# SOURCE RECORDS:
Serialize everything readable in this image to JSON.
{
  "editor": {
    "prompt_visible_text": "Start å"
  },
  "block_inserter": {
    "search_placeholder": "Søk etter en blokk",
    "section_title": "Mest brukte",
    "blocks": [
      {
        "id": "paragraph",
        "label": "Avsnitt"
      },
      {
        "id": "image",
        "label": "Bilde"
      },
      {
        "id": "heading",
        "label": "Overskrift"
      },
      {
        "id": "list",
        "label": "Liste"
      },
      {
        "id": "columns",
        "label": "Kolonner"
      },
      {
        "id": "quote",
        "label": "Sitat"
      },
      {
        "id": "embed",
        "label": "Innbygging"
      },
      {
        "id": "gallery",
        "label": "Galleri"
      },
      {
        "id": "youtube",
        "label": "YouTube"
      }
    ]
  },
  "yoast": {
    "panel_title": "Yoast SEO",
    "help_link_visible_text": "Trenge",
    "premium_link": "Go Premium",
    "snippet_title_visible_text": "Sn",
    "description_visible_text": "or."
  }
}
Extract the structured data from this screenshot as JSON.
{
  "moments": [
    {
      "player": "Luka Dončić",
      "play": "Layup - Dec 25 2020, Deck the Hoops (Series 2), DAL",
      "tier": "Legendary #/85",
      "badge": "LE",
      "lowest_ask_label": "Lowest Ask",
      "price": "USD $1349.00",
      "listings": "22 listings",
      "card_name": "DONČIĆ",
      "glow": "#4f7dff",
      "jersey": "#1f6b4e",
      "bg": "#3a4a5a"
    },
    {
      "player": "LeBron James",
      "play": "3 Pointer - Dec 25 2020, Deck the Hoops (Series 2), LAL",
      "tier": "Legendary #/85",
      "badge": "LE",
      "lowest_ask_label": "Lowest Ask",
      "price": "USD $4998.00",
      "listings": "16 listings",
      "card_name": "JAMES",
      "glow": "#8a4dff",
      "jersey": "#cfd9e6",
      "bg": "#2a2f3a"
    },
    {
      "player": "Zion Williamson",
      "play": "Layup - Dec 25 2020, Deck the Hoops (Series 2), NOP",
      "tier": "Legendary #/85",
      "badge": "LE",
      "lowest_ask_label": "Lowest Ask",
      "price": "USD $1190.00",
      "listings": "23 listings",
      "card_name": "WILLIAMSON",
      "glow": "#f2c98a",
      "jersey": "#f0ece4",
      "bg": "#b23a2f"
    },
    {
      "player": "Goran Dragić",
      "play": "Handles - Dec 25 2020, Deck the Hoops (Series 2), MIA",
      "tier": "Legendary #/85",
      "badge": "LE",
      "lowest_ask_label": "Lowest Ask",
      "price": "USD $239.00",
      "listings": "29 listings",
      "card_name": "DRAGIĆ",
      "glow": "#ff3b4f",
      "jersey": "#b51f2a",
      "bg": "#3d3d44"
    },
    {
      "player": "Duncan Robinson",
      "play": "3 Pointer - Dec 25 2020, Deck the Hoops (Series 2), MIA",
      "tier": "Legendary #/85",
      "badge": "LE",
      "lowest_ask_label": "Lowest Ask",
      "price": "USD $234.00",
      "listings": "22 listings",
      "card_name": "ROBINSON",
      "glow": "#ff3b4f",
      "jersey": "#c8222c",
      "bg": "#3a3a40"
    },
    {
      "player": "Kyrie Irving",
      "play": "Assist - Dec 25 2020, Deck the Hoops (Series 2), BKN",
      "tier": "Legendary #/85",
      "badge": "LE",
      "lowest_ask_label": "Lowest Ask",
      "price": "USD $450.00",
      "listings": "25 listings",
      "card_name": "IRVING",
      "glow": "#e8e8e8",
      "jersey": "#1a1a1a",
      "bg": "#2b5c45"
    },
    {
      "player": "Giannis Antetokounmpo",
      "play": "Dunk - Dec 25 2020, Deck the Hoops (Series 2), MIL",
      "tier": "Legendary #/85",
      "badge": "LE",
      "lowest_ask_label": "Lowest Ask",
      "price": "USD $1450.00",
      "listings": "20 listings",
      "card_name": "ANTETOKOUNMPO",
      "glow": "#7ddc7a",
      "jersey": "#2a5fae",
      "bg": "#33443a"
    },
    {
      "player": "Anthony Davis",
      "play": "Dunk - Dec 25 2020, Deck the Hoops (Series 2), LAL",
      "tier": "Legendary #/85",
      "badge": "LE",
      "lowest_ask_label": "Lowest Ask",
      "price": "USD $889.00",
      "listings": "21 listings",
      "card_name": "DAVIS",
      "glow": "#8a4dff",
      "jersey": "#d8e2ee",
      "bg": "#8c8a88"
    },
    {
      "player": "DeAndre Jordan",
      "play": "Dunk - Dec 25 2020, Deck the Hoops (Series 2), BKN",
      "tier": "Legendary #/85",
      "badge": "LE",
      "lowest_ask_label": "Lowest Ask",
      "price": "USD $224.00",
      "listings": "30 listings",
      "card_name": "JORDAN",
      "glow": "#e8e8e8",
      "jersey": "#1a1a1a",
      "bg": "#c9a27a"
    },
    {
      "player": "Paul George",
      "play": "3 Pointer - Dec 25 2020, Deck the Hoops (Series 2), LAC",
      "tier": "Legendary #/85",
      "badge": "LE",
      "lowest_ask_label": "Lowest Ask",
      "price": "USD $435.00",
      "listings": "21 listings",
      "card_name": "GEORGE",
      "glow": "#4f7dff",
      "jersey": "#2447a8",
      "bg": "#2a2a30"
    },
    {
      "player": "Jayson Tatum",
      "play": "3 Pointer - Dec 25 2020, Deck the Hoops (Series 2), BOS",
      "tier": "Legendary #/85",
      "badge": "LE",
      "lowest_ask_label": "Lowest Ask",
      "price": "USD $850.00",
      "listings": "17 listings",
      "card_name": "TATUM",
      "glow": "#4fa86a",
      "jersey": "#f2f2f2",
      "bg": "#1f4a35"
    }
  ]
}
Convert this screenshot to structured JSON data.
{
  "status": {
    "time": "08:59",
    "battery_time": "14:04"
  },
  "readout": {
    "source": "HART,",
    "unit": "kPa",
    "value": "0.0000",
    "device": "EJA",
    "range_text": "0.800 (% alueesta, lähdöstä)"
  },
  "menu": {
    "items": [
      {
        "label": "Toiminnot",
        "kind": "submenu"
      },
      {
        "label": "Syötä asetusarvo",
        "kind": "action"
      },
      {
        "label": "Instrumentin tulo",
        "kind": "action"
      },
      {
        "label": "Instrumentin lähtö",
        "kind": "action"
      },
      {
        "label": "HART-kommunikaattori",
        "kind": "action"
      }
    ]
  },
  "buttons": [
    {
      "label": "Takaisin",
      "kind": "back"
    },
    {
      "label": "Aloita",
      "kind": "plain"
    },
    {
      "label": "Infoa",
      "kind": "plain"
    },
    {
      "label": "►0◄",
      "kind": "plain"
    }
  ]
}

# EXERCISE:
Write the complete data out, exactly as above.

# PROBLEM SOLUTION:
Serialize everything readable in this image to JSON.
{
  "editor": {
    "prompt_visible_text": "Start å"
  },
  "block_inserter": {
    "search_placeholder": "Søk etter en blokk",
    "section_title": "Mest brukte",
    "blocks": [
      {
        "id": "paragraph",
        "label": "Avsnitt"
      },
      {
        "id": "image",
        "label": "Bilde"
      },
      {
        "id": "heading",
        "label": "Overskrift"
      },
      {
        "id": "list",
        "label": "Liste"
      },
      {
        "id": "columns",
        "label": "Kolonner"
      },
      {
        "id": "quote",
        "label": "Sitat"
      },
      {
        "id": "embed",
        "label": "Innbygging"
      },
      {
        "id": "gallery",
        "label": "Galleri"
      },
      {
        "id": "youtube",
        "label": "YouTube"
      }
    ]
  },
  "yoast": {
    "panel_title": "Yoast SEO",
    "help_link_visible_text": "Trenge",
    "premium_link": "Go Premium",
    "snippet_title_visible_text": "Sn",
    "description_visible_text": "or."
  }
}
Extract the structured data from this screenshot as JSON.
{
  "moments": [
    {
      "player": "Luka Dončić",
      "play": "Layup - Dec 25 2020, Deck the Hoops (Series 2), DAL",
      "tier": "Legendary #/85",
      "badge": "LE",
      "lowest_ask_label": "Lowest Ask",
      "price": "USD $1349.00",
      "listings": "22 listings",
      "card_name": "DONČIĆ",
      "glow": "#4f7dff",
      "jersey": "#1f6b4e",
      "bg": "#3a4a5a"
    },
    {
      "player": "LeBron James",
      "play": "3 Pointer - Dec 25 2020, Deck the Hoops (Series 2), LAL",
      "tier": "Legendary #/85",
      "badge": "LE",
      "lowest_ask_label": "Lowest Ask",
      "price": "USD $4998.00",
      "listings": "16 listings",
      "card_name": "JAMES",
      "glow": "#8a4dff",
      "jersey": "#cfd9e6",
      "bg": "#2a2f3a"
    },
    {
      "player": "Zion Williamson",
      "play": "Layup - Dec 25 2020, Deck the Hoops (Series 2), NOP",
      "tier": "Legendary #/85",
      "badge": "LE",
      "lowest_ask_label": "Lowest Ask",
      "price": "USD $1190.00",
      "listings": "23 listings",
      "card_name": "WILLIAMSON",
      "glow": "#f2c98a",
      "jersey": "#f0ece4",
      "bg": "#b23a2f"
    },
    {
      "player": "Goran Dragić",
      "play": "Handles - Dec 25 2020, Deck the Hoops (Series 2), MIA",
      "tier": "Legendary #/85",
      "badge": "LE",
      "lowest_ask_label": "Lowest Ask",
      "price": "USD $239.00",
      "listings": "29 listings",
      "card_name": "DRAGIĆ",
      "glow": "#ff3b4f",
      "jersey": "#b51f2a",
      "bg": "#3d3d44"
    },
    {
      "player": "Duncan Robinson",
      "play": "3 Pointer - Dec 25 2020, Deck the Hoops (Series 2), MIA",
      "tier": "Legendary #/85",
      "badge": "LE",
      "lowest_ask_label": "Lowest Ask",
      "price": "USD $234.00",
      "listings": "22 listings",
      "card_name": "ROBINSON",
      "glow": "#ff3b4f",
      "jersey": "#c8222c",
      "bg": "#3a3a40"
    },
    {
      "player": "Kyrie Irving",
      "play": "Assist - Dec 25 2020, Deck the Hoops (Series 2), BKN",
      "tier": "Legendary #/85",
      "badge": "LE",
      "lowest_ask_label": "Lowest Ask",
      "price": "USD $450.00",
      "listings": "25 listings",
      "card_name": "IRVING",
      "glow": "#e8e8e8",
      "jersey": "#1a1a1a",
      "bg": "#2b5c45"
    },
    {
      "player": "Giannis Antetokounmpo",
      "play": "Dunk - Dec 25 2020, Deck the Hoops (Series 2), MIL",
      "tier": "Legendary #/85",
      "badge": "LE",
      "lowest_ask_label": "Lowest Ask",
      "price": "USD $1450.00",
      "listings": "20 listings",
      "card_name": "ANTETOKOUNMPO",
      "glow": "#7ddc7a",
      "jersey": "#2a5fae",
      "bg": "#33443a"
    },
    {
      "player": "Anthony Davis",
      "play": "Dunk - Dec 25 2020, Deck the Hoops (Series 2), LAL",
      "tier": "Legendary #/85",
      "badge": "LE",
      "lowest_ask_label": "Lowest Ask",
      "price": "USD $889.00",
      "listings": "21 listings",
      "card_name": "DAVIS",
      "glow": "#8a4dff",
      "jersey": "#d8e2ee",
      "bg": "#8c8a88"
    },
    {
      "player": "DeAndre Jordan",
      "play": "Dunk - Dec 25 2020, Deck the Hoops (Series 2), BKN",
      "tier": "Legendary #/85",
      "badge": "LE",
      "lowest_ask_label": "Lowest Ask",
      "price": "USD $224.00",
      "listings": "30 listings",
      "card_name": "JORDAN",
      "glow": "#e8e8e8",
      "jersey": "#1a1a1a",
      "bg": "#c9a27a"
    },
    {
      "player": "Paul George",
      "play": "3 Pointer - Dec 25 2020, Deck the Hoops (Series 2), LAC",
      "tier": "Legendary #/85",
      "badge": "LE",
      "lowest_ask_label": "Lowest Ask",
      "price": "USD $435.00",
      "listings": "21 listings",
      "card_name": "GEORGE",
      "glow": "#4f7dff",
      "jersey": "#2447a8",
      "bg": "#2a2a30"
    },
    {
      "player": "Jayson Tatum",
      "play": "3 Pointer - Dec 25 2020, Deck the Hoops (Series 2), BOS",
      "tier": "Legendary #/85",
      "badge": "LE",
      "lowest_ask_label": "Lowest Ask",
      "price": "USD $850.00",
      "listings": "17 listings",
      "card_name": "TATUM",
      "glow": "#4fa86a",
      "jersey": "#f2f2f2",
      "bg": "#1f4a35"
    }
  ]
}
Convert this screenshot to structured JSON data.
{
  "status": {
    "time": "08:59",
    "battery_time": "14:04"
  },
  "readout": {
    "source": "HART,",
    "unit": "kPa",
    "value": "0.0000",
    "device": "EJA",
    "range_text": "0.800 (% alueesta, lähdöstä)"
  },
  "menu": {
    "items": [
      {
        "label": "Toiminnot",
        "kind": "submenu"
      },
      {
        "label": "Syötä asetusarvo",
        "kind": "action"
      },
      {
        "label": "Instrumentin tulo",
        "kind": "action"
      },
      {
        "label": "Instrumentin lähtö",
        "kind": "action"
      },
      {
        "label": "HART-kommunikaattori",
        "kind": "action"
      }
    ]
  },
  "buttons": [
    {
      "label": "Takaisin",
      "kind": "back"
    },
    {
      "label": "Aloita",
      "kind": "plain"
    },
    {
      "label": "Infoa",
      "kind": "plain"
    },
    {
      "label": "►0◄",
      "kind": "plain"
    }
  ]
}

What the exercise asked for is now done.